• Brief: Repeat each line of the data exactly as written.

Dataset entries Start Marker

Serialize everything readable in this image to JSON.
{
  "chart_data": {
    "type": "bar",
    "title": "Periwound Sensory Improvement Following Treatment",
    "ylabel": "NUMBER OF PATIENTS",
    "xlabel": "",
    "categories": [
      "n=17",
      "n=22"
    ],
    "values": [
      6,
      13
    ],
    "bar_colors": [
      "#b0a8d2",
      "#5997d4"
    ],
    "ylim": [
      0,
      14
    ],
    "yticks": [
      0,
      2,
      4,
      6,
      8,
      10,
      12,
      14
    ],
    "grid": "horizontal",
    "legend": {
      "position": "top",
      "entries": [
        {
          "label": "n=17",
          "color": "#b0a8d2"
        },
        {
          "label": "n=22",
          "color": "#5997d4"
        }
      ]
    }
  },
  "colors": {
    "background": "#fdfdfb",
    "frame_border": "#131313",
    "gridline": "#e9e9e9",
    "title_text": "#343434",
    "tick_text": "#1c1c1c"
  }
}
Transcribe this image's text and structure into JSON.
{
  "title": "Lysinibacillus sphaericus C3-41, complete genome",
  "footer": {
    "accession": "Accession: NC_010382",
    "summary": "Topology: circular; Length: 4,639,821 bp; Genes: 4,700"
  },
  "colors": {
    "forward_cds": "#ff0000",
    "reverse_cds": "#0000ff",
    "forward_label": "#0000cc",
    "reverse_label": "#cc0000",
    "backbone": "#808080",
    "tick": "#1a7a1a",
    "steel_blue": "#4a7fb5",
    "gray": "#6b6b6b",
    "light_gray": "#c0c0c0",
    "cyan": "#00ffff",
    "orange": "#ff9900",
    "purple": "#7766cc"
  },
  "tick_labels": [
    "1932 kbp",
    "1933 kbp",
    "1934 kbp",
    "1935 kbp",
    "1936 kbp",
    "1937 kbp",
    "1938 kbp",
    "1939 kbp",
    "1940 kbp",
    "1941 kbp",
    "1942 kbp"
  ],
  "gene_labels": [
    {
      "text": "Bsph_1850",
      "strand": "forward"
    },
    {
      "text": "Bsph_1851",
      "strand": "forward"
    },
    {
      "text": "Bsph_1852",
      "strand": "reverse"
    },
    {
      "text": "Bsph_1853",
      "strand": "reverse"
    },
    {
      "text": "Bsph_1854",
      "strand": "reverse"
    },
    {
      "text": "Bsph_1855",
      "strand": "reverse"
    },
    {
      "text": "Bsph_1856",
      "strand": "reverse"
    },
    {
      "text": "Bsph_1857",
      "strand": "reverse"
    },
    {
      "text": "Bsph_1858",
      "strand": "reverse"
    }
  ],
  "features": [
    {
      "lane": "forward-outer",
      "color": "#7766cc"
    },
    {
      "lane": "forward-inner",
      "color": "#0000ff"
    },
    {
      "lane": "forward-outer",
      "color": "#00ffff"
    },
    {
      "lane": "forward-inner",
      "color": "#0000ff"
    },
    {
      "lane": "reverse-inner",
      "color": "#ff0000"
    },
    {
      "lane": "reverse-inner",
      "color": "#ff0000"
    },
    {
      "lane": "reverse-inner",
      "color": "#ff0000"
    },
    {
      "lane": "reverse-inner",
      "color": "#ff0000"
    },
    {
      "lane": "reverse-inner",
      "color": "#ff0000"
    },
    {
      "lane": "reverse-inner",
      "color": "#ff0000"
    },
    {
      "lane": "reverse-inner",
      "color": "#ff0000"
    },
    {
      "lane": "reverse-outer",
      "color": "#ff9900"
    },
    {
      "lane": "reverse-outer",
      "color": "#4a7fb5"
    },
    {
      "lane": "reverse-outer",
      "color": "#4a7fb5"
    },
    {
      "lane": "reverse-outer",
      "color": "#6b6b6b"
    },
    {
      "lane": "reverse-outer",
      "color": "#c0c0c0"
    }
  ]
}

Dataset entries End Marker

• Worked solution:
Serialize everything readable in this image to JSON.
{
  "chart_data": {
    "type": "bar",
    "title": "Periwound Sensory Improvement Following Treatment",
    "ylabel": "NUMBER OF PATIENTS",
    "xlabel": "",
    "categories": [
      "n=17",
      "n=22"
    ],
    "values": [
      6,
      13
    ],
    "bar_colors": [
      "#b0a8d2",
      "#5997d4"
    ],
    "ylim": [
      0,
      14
    ],
    "yticks": [
      0,
      2,
      4,
      6,
      8,
      10,
      12,
      14
    ],
    "grid": "horizontal",
    "legend": {
      "position": "top",
      "entries": [
        {
          "label": "n=17",
          "color": "#b0a8d2"
        },
        {
          "label": "n=22",
          "color": "#5997d4"
        }
      ]
    }
  },
  "colors": {
    "background": "#fdfdfb",
    "frame_border": "#131313",
    "gridline": "#e9e9e9",
    "title_text": "#343434",
    "tick_text": "#1c1c1c"
  }
}
Transcribe this image's text and structure into JSON.
{
  "title": "Lysinibacillus sphaericus C3-41, complete genome",
  "footer": {
    "accession": "Accession: NC_010382",
    "summary": "Topology: circular; Length: 4,639,821 bp; Genes: 4,700"
  },
  "colors": {
    "forward_cds": "#ff0000",
    "reverse_cds": "#0000ff",
    "forward_label": "#0000cc",
    "reverse_label": "#cc0000",
    "backbone": "#808080",
    "tick": "#1a7a1a",
    "steel_blue": "#4a7fb5",
    "gray": "#6b6b6b",
    "light_gray": "#c0c0c0",
    "cyan": "#00ffff",
    "orange": "#ff9900",
    "purple": "#7766cc"
  },
  "tick_labels": [
    "1932 kbp",
    "1933 kbp",
    "1934 kbp",
    "1935 kbp",
    "1936 kbp",
    "1937 kbp",
    "1938 kbp",
    "1939 kbp",
    "1940 kbp",
    "1941 kbp",
    "1942 kbp"
  ],
  "gene_labels": [
    {
      "text": "Bsph_1850",
      "strand": "forward"
    },
    {
      "text": "Bsph_1851",
      "strand": "forward"
    },
    {
      "text": "Bsph_1852",
      "strand": "reverse"
    },
    {
      "text": "Bsph_1853",
      "strand": "reverse"
    },
    {
      "text": "Bsph_1854",
      "strand": "reverse"
    },
    {
      "text": "Bsph_1855",
      "strand": "reverse"
    },
    {
      "text": "Bsph_1856",
      "strand": "reverse"
    },
    {
      "text": "Bsph_1857",
      "strand": "reverse"
    },
    {
      "text": "Bsph_1858",
      "strand": "reverse"
    }
  ],
  "features": [
    {
      "lane": "forward-outer",
      "color": "#7766cc"
    },
    {
      "lane": "forward-inner",
      "color": "#0000ff"
    },
    {
      "lane": "forward-outer",
      "color": "#00ffff"
    },
    {
      "lane": "forward-inner",
      "color": "#0000ff"
    },
    {
      "lane": "reverse-inner",
      "color": "#ff0000"
    },
    {
      "lane": "reverse-inner",
      "color": "#ff0000"
    },
    {
      "lane": "reverse-inner",
      "color": "#ff0000"
    },
    {
      "lane": "reverse-inner",
      "color": "#ff0000"
    },
    {
      "lane": "reverse-inner",
      "color": "#ff0000"
    },
    {
      "lane": "reverse-inner",
      "color": "#ff0000"
    },
    {
      "lane": "reverse-inner",
      "color": "#ff0000"
    },
    {
      "lane": "reverse-outer",
      "color": "#ff9900"
    },
    {
      "lane": "reverse-outer",
      "color": "#4a7fb5"
    },
    {
      "lane": "reverse-outer",
      "color": "#4a7fb5"
    },
    {
      "lane": "reverse-outer",
      "color": "#6b6b6b"
    },
    {
      "lane": "reverse-outer",
      "color": "#c0c0c0"
    }
  ]
}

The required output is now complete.